> ЗАДАНИЕ: Перепечатайте, пожалуйста, все пункты ниже строка в строку, ничего не меняя. Изображения в ответ не включайте.

> ИСХОДНЫЕ ДАННЫЕ:
☆ ☆ ☆ ☆ ☆

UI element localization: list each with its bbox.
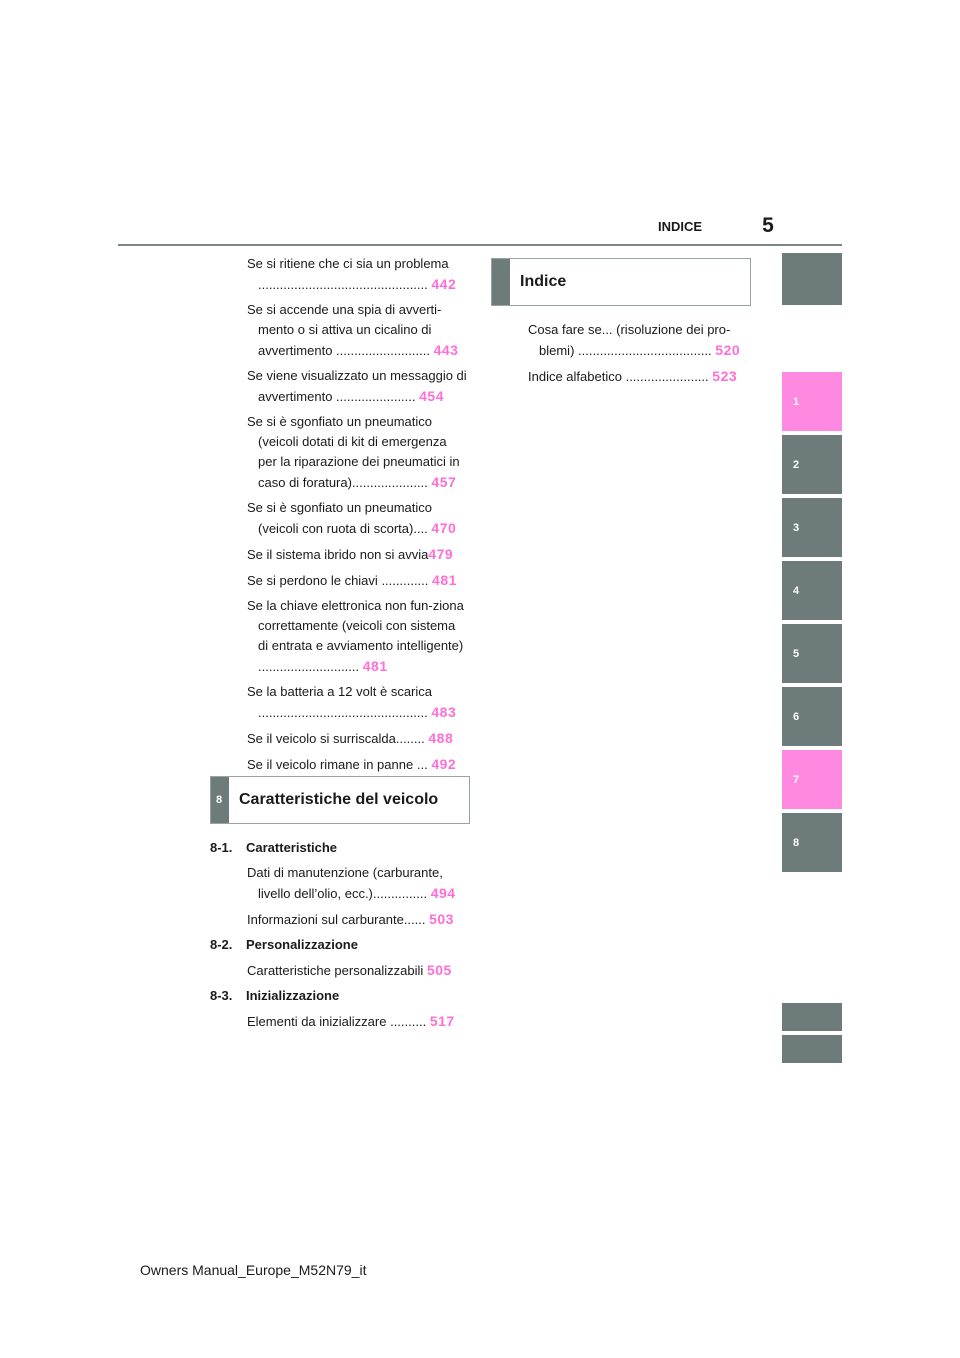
toc-entry[interactable]: Se si accende una spia di avverti-mento o si attiva un cicalino di avvertimento .......................... 443 xyxy=(247,302,459,358)
toc-entry[interactable]: Se si è sgonfiato un pneumatico (veicoli con ruota di scorta).... 470 xyxy=(247,500,457,536)
section-8-list xyxy=(210,838,468,1037)
indice-list xyxy=(528,320,748,392)
toc-entry[interactable]: Se si è sgonfiato un pneumatico (veicoli dotati di kit di emergenza per la riparazione dei pneumatici in caso di foratura)..................... 457 xyxy=(247,414,460,490)
indice-title: Indice xyxy=(520,273,567,290)
toc-entry[interactable]: Se si ritiene che ci sia un problema ............................................... 442 xyxy=(247,256,457,292)
indice-tab xyxy=(492,259,510,305)
section-8-heading[interactable] xyxy=(210,776,470,824)
toc-entry[interactable]: Se il sistema ibrido non si avvia479 xyxy=(247,546,454,562)
toc-entry[interactable]: Cosa fare se... (risoluzione dei pro-blemi) ..................................... 520 xyxy=(528,322,741,358)
subsection-heading[interactable]: 8-3. Inizializzazione xyxy=(210,988,340,1003)
chapter-tab-blank-top[interactable] xyxy=(782,253,842,305)
toc-entry[interactable]: Caratteristiche personalizzabili 505 xyxy=(247,962,452,978)
footer-document-id: Owners Manual_Europe_M52N79_it xyxy=(140,1262,367,1278)
subsection-heading[interactable]: 8-2. Personalizzazione xyxy=(210,937,358,952)
chapter-tab-blank-bottom-2[interactable] xyxy=(782,1035,842,1063)
section-8-tab: 8 xyxy=(211,777,229,823)
header-divider xyxy=(118,244,842,246)
toc-entry[interactable]: Se il veicolo rimane in panne ... 492 xyxy=(247,756,457,772)
indice-heading[interactable] xyxy=(491,258,751,306)
page-number: 5 xyxy=(762,214,774,237)
chapter-tab-3[interactable]: 3 xyxy=(782,498,842,557)
left-toc-list xyxy=(247,254,467,780)
subsection-heading[interactable]: 8-1. Caratteristiche xyxy=(210,840,338,855)
chapter-tab-7[interactable]: 7 xyxy=(782,750,842,809)
toc-entry[interactable]: Indice alfabetico ....................... 523 xyxy=(528,368,738,384)
toc-entry[interactable]: Se la batteria a 12 volt è scarica ............................................... 483 xyxy=(247,684,457,720)
chapter-tab-5[interactable]: 5 xyxy=(782,624,842,683)
toc-entry[interactable]: Se il veicolo si surriscalda........ 488 xyxy=(247,730,454,746)
chapter-tab-8[interactable]: 8 xyxy=(782,813,842,872)
chapter-tab-2[interactable]: 2 xyxy=(782,435,842,494)
chapter-tab-1[interactable]: 1 xyxy=(782,372,842,431)
chapter-tab-6[interactable]: 6 xyxy=(782,687,842,746)
chapter-tab-blank-bottom-1[interactable] xyxy=(782,1003,842,1031)
header-title: INDICE xyxy=(657,219,703,234)
toc-entry[interactable]: Se si perdono le chiavi ............. 481 xyxy=(247,572,457,588)
toc-entry[interactable]: Elementi da inizializzare .......... 517 xyxy=(247,1013,455,1029)
section-8-title: Caratteristiche del veicolo xyxy=(239,791,439,808)
toc-entry[interactable]: Informazioni sul carburante...... 503 xyxy=(247,911,454,927)
chapter-tab-4[interactable]: 4 xyxy=(782,561,842,620)
toc-entry[interactable]: Se viene visualizzato un messaggio di avvertimento ...................... 454 xyxy=(247,368,467,404)
toc-entry[interactable]: Se la chiave elettronica non fun-ziona correttamente (veicoli con sistema di entrata e avviamento intelligente) ............................ 481 xyxy=(247,598,464,674)
toc-entry[interactable]: Dati di manutenzione (carburante, livello dell’olio, ecc.)............... 494 xyxy=(247,865,456,901)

☆ ☆ ☆ ☆ ☆

> ОТВЕТ:
UI element localization: list each with its bbox.
toc-entry[interactable]: Se si accende una spia di avverti-mento o si attiva un cicalino di avvertimento .......................... 443 xyxy=(247,302,459,358)
toc-entry[interactable]: Se si è sgonfiato un pneumatico (veicoli con ruota di scorta).... 470 xyxy=(247,500,457,536)
section-8-list xyxy=(210,838,468,1037)
indice-list xyxy=(528,320,748,392)
toc-entry[interactable]: Se si è sgonfiato un pneumatico (veicoli dotati di kit di emergenza per la riparazione dei pneumatici in caso di foratura)..................... 457 xyxy=(247,414,460,490)
indice-title: Indice xyxy=(520,273,567,290)
toc-entry[interactable]: Se si ritiene che ci sia un problema ............................................... 442 xyxy=(247,256,457,292)
indice-tab xyxy=(492,259,510,305)
section-8-heading[interactable] xyxy=(210,776,470,824)
toc-entry[interactable]: Se il sistema ibrido non si avvia479 xyxy=(247,546,454,562)
toc-entry[interactable]: Cosa fare se... (risoluzione dei pro-blemi) ..................................... 520 xyxy=(528,322,741,358)
subsection-heading[interactable]: 8-3. Inizializzazione xyxy=(210,988,340,1003)
chapter-tab-blank-top[interactable] xyxy=(782,253,842,305)
toc-entry[interactable]: Caratteristiche personalizzabili 505 xyxy=(247,962,452,978)
footer-document-id: Owners Manual_Europe_M52N79_it xyxy=(140,1262,367,1278)
subsection-heading[interactable]: 8-2. Personalizzazione xyxy=(210,937,358,952)
chapter-tab-blank-bottom-2[interactable] xyxy=(782,1035,842,1063)
section-8-tab: 8 xyxy=(211,777,229,823)
header-divider xyxy=(118,244,842,246)
toc-entry[interactable]: Se il veicolo rimane in panne ... 492 xyxy=(247,756,457,772)
indice-heading[interactable] xyxy=(491,258,751,306)
page-number: 5 xyxy=(762,214,774,237)
chapter-tab-3[interactable]: 3 xyxy=(782,498,842,557)
left-toc-list xyxy=(247,254,467,780)
subsection-heading[interactable]: 8-1. Caratteristiche xyxy=(210,840,338,855)
chapter-tab-7[interactable]: 7 xyxy=(782,750,842,809)
toc-entry[interactable]: Indice alfabetico ....................... 523 xyxy=(528,368,738,384)
toc-entry[interactable]: Se la batteria a 12 volt è scarica ............................................... 483 xyxy=(247,684,457,720)
chapter-tab-5[interactable]: 5 xyxy=(782,624,842,683)
toc-entry[interactable]: Se il veicolo si surriscalda........ 488 xyxy=(247,730,454,746)
chapter-tab-8[interactable]: 8 xyxy=(782,813,842,872)
chapter-tab-2[interactable]: 2 xyxy=(782,435,842,494)
chapter-tab-1[interactable]: 1 xyxy=(782,372,842,431)
chapter-tab-6[interactable]: 6 xyxy=(782,687,842,746)
chapter-tab-blank-bottom-1[interactable] xyxy=(782,1003,842,1031)
header-title: INDICE xyxy=(657,219,703,234)
toc-entry[interactable]: Se si perdono le chiavi ............. 481 xyxy=(247,572,457,588)
toc-entry[interactable]: Elementi da inizializzare .......... 517 xyxy=(247,1013,455,1029)
section-8-title: Caratteristiche del veicolo xyxy=(239,791,439,808)
toc-entry[interactable]: Informazioni sul carburante...... 503 xyxy=(247,911,454,927)
chapter-tab-4[interactable]: 4 xyxy=(782,561,842,620)
toc-entry[interactable]: Se viene visualizzato un messaggio di avvertimento ...................... 454 xyxy=(247,368,467,404)
toc-entry[interactable]: Se la chiave elettronica non fun-ziona correttamente (veicoli con sistema di entrata e avviamento intelligente) ............................ 481 xyxy=(247,598,464,674)
toc-entry[interactable]: Dati di manutenzione (carburante, livello dell’olio, ecc.)............... 494 xyxy=(247,865,456,901)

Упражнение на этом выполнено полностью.